Exercise objective –
Can you copy out the listing word for word, from its first line up to and including the line with "query-type-combo — [75, 72, 219, 99]"?

▬▬▬▬▬▬▬▬▬▬

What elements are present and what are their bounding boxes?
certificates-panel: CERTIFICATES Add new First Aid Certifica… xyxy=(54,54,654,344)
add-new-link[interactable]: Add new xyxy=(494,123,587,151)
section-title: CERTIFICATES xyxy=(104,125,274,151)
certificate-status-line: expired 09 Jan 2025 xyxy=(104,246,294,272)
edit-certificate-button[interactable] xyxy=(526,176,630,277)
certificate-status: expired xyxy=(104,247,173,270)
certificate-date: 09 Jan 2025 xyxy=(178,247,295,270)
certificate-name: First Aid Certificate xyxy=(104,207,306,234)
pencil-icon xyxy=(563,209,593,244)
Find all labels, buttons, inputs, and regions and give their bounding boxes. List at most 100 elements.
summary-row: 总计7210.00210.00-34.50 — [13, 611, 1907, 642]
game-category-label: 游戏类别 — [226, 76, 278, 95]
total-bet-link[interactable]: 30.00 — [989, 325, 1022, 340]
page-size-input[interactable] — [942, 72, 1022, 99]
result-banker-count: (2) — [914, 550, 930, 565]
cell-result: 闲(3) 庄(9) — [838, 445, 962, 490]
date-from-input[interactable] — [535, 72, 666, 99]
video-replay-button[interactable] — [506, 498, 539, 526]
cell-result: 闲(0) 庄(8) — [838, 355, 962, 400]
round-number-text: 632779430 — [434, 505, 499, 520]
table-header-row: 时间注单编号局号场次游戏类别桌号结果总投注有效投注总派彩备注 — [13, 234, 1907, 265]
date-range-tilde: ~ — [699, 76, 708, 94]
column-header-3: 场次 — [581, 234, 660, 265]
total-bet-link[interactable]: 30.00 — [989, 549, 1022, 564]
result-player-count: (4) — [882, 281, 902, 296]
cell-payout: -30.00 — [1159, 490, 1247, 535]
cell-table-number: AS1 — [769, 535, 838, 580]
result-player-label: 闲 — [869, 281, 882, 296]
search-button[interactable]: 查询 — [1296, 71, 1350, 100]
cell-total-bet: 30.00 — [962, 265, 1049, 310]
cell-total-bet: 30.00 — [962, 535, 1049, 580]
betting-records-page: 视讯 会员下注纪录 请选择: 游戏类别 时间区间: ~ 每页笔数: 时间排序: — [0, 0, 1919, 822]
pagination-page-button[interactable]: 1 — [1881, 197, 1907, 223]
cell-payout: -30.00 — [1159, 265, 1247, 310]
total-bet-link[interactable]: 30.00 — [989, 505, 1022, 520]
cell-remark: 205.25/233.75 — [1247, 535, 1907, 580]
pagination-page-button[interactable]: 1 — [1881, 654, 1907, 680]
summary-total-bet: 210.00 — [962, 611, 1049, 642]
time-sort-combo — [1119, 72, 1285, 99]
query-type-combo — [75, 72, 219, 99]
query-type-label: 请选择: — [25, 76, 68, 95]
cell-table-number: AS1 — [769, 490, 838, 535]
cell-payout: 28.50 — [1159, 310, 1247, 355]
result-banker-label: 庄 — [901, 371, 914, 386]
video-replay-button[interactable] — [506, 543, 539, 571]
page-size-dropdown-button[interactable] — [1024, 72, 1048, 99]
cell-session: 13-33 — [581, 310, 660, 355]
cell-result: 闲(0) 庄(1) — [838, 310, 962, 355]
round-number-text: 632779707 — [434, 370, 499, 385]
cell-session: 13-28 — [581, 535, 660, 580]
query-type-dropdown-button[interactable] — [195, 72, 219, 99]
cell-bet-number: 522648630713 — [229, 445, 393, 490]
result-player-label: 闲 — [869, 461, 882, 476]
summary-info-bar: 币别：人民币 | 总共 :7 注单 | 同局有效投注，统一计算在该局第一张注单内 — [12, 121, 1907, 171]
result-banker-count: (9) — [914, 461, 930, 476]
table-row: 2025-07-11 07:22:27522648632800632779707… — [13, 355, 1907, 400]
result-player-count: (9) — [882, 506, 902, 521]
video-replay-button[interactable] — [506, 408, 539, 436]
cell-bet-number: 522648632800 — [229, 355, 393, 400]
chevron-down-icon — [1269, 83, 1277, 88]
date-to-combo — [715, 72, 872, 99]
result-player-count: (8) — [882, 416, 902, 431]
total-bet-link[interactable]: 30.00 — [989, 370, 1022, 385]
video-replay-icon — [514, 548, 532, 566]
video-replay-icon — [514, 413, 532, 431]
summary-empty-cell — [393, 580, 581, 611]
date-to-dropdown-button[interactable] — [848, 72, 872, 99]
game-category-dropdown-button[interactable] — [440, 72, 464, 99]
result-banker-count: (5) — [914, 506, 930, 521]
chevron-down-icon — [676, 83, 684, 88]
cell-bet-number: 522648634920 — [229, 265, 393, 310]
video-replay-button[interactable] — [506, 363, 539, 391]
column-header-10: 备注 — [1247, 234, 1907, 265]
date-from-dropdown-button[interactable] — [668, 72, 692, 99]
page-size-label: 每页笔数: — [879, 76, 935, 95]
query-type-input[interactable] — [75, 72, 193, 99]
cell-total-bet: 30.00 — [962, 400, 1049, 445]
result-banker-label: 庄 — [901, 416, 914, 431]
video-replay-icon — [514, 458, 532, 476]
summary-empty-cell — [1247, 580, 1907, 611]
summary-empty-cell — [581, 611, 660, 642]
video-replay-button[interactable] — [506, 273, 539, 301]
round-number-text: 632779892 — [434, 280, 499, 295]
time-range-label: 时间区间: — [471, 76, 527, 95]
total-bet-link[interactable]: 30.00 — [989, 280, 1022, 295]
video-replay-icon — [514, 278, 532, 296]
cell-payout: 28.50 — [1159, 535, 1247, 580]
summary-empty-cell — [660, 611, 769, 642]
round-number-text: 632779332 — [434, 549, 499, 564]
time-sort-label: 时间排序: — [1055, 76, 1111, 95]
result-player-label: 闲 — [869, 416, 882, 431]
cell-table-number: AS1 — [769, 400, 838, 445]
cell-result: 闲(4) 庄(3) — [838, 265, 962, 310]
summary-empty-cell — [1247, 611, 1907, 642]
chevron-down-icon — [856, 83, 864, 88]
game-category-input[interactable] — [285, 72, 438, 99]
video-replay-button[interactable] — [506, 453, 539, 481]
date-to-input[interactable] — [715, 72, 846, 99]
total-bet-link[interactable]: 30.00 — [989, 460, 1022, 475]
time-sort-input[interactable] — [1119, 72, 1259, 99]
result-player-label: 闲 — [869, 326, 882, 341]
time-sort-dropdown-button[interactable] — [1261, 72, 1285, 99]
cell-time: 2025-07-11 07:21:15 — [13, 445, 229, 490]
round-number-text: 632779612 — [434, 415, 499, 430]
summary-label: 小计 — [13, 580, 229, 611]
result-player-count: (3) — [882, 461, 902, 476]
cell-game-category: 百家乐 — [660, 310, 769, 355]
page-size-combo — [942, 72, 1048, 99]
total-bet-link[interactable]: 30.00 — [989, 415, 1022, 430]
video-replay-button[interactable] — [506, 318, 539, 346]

▬▬▬▬▬▬▬▬▬▬

Result of the task –
What elements are present and what are their bounding boxes?
certificates-panel: CERTIFICATES Add new First Aid Certifica… xyxy=(54,54,654,344)
add-new-link[interactable]: Add new xyxy=(494,123,587,151)
section-title: CERTIFICATES xyxy=(104,125,274,151)
certificate-status-line: expired 09 Jan 2025 xyxy=(104,246,294,272)
edit-certificate-button[interactable] xyxy=(526,176,630,277)
certificate-status: expired xyxy=(104,247,173,270)
certificate-date: 09 Jan 2025 xyxy=(178,247,295,270)
certificate-name: First Aid Certificate xyxy=(104,207,306,234)
pencil-icon xyxy=(563,209,593,244)
Find all labels, buttons, inputs, and regions and give their bounding boxes. List at most 100 elements.
summary-row: 总计7210.00210.00-34.50 — [13, 611, 1907, 642]
game-category-label: 游戏类别 — [226, 76, 278, 95]
total-bet-link[interactable]: 30.00 — [989, 325, 1022, 340]
page-size-input[interactable] — [942, 72, 1022, 99]
result-banker-count: (2) — [914, 550, 930, 565]
cell-result: 闲(3) 庄(9) — [838, 445, 962, 490]
date-from-input[interactable] — [535, 72, 666, 99]
video-replay-button[interactable] — [506, 498, 539, 526]
cell-result: 闲(0) 庄(8) — [838, 355, 962, 400]
round-number-text: 632779430 — [434, 505, 499, 520]
table-header-row: 时间注单编号局号场次游戏类别桌号结果总投注有效投注总派彩备注 — [13, 234, 1907, 265]
date-range-tilde: ~ — [699, 76, 708, 94]
column-header-3: 场次 — [581, 234, 660, 265]
total-bet-link[interactable]: 30.00 — [989, 549, 1022, 564]
result-player-count: (4) — [882, 281, 902, 296]
cell-payout: -30.00 — [1159, 490, 1247, 535]
cell-table-number: AS1 — [769, 535, 838, 580]
result-player-label: 闲 — [869, 281, 882, 296]
search-button[interactable]: 查询 — [1296, 71, 1350, 100]
cell-total-bet: 30.00 — [962, 265, 1049, 310]
cell-total-bet: 30.00 — [962, 535, 1049, 580]
betting-records-page: 视讯 会员下注纪录 请选择: 游戏类别 时间区间: ~ 每页笔数: 时间排序: — [0, 0, 1919, 822]
pagination-page-button[interactable]: 1 — [1881, 197, 1907, 223]
cell-payout: -30.00 — [1159, 265, 1247, 310]
total-bet-link[interactable]: 30.00 — [989, 505, 1022, 520]
cell-remark: 205.25/233.75 — [1247, 535, 1907, 580]
pagination-page-button[interactable]: 1 — [1881, 654, 1907, 680]
summary-total-bet: 210.00 — [962, 611, 1049, 642]
time-sort-combo — [1119, 72, 1285, 99]
query-type-combo — [75, 72, 219, 99]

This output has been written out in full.